▶ [Data listing]:
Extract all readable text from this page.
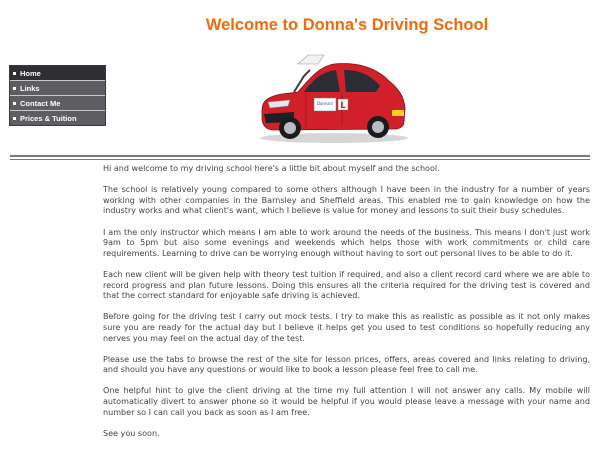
Welcome to Donna's Driving School
Home
Links
Contact Me
Prices & Tuition
Donna's L

Hi and welcome to my driving school here's a little bit about myself and the school.

The school is relatively young compared to some others although I have been in the industry for a number of years working with other companies in the Barnsley and Sheffield areas. This enabled me to gain knowledge on how the industry works and what client's want, which I believe is value for money and lessons to suit their busy schedules.

I am the only instructor which means I am able to work around the needs of the business. This means I don't just work 9am to 5pm but also some evenings and weekends which helps those with work commitments or child care requirements. Learning to drive can be worrying enough without having to sort out personal lives to be able to do it.

Each new client will be given help with theory test tuition if required, and also a client record card where we are able to record progress and plan future lessons. Doing this ensures all the criteria required for the driving test is covered and that the correct standard for enjoyable safe driving is achieved.

Before going for the driving test I carry out mock tests. I try to make this as realistic as possible as it not only makes sure you are ready for the actual day but I believe it helps get you used to test conditions so hopefully reducing any nerves you may feel on the actual day of the test.

Please use the tabs to browse the rest of the site for lesson prices, offers, areas covered and links relating to driving, and should you have any questions or would like to book a lesson please feel free to call me.

One helpful hint to give the client driving at the time my full attention I will not answer any calls. My mobile will automatically divert to answer phone so it would be helpful if you would please leave a message with your name and number so I can call you back as soon as I am free.

See you soon.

▶ [What to work on]:
Every record above should be written out again without change, except that the pictures are left out.

▶ [Task response]:
Extract all readable text from this page.
Welcome to Donna's Driving School
Home
Links
Contact Me
Prices & Tuition
Donna's L

Hi and welcome to my driving school here's a little bit about myself and the school.

The school is relatively young compared to some others although I have been in the industry for a number of years working with other companies in the Barnsley and Sheffield areas. This enabled me to gain knowledge on how the industry works and what client's want, which I believe is value for money and lessons to suit their busy schedules.

I am the only instructor which means I am able to work around the needs of the business. This means I don't just work 9am to 5pm but also some evenings and weekends which helps those with work commitments or child care requirements. Learning to drive can be worrying enough without having to sort out personal lives to be able to do it.

Each new client will be given help with theory test tuition if required, and also a client record card where we are able to record progress and plan future lessons. Doing this ensures all the criteria required for the driving test is covered and that the correct standard for enjoyable safe driving is achieved.

Before going for the driving test I carry out mock tests. I try to make this as realistic as possible as it not only makes sure you are ready for the actual day but I believe it helps get you used to test conditions so hopefully reducing any nerves you may feel on the actual day of the test.

Please use the tabs to browse the rest of the site for lesson prices, offers, areas covered and links relating to driving, and should you have any questions or would like to book a lesson please feel free to call me.

One helpful hint to give the client driving at the time my full attention I will not answer any calls. My mobile will automatically divert to answer phone so it would be helpful if you would please leave a message with your name and number so I can call you back as soon as I am free.

See you soon.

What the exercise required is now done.